── Input material
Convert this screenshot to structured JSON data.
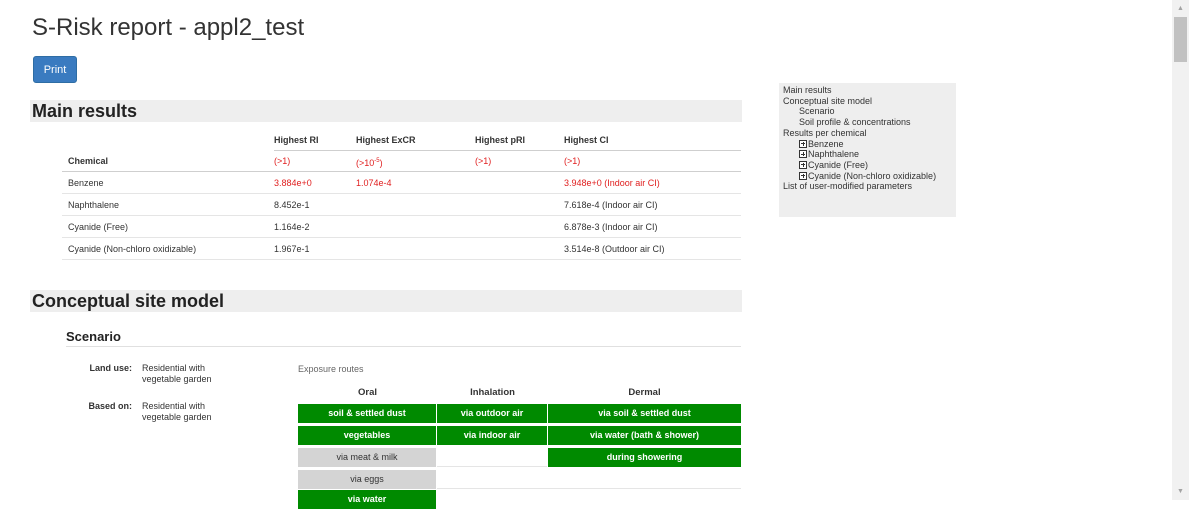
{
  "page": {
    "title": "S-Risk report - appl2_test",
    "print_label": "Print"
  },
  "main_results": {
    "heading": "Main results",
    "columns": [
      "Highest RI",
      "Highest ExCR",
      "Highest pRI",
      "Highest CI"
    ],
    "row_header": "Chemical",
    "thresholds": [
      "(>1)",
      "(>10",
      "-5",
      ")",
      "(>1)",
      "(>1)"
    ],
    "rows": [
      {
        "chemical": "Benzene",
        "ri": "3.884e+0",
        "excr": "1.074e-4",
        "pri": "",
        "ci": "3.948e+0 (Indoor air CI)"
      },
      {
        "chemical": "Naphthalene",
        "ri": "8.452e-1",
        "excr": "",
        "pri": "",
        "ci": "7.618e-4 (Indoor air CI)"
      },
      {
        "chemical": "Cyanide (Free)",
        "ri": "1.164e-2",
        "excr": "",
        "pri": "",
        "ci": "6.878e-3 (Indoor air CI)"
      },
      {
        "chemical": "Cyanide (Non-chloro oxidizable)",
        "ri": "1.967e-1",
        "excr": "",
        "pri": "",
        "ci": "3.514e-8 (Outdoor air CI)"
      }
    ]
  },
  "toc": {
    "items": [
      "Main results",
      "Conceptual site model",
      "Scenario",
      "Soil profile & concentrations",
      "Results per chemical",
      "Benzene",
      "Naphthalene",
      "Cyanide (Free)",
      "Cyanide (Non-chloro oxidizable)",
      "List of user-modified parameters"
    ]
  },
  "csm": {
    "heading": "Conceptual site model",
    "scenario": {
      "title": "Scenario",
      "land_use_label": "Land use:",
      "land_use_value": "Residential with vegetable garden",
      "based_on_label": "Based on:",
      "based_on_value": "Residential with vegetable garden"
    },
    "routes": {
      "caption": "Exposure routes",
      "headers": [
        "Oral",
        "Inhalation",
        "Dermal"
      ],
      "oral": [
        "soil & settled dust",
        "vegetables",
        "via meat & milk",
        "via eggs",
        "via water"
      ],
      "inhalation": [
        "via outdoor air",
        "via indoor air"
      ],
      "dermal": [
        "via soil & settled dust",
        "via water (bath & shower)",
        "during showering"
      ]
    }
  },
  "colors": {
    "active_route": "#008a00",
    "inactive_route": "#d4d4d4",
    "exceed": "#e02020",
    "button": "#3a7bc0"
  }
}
────
Where a line holds "garden", copy that line.

      "land_use_value": "Residential with vegetable garden",
      "based_on_value": "Residential with vegetable garden"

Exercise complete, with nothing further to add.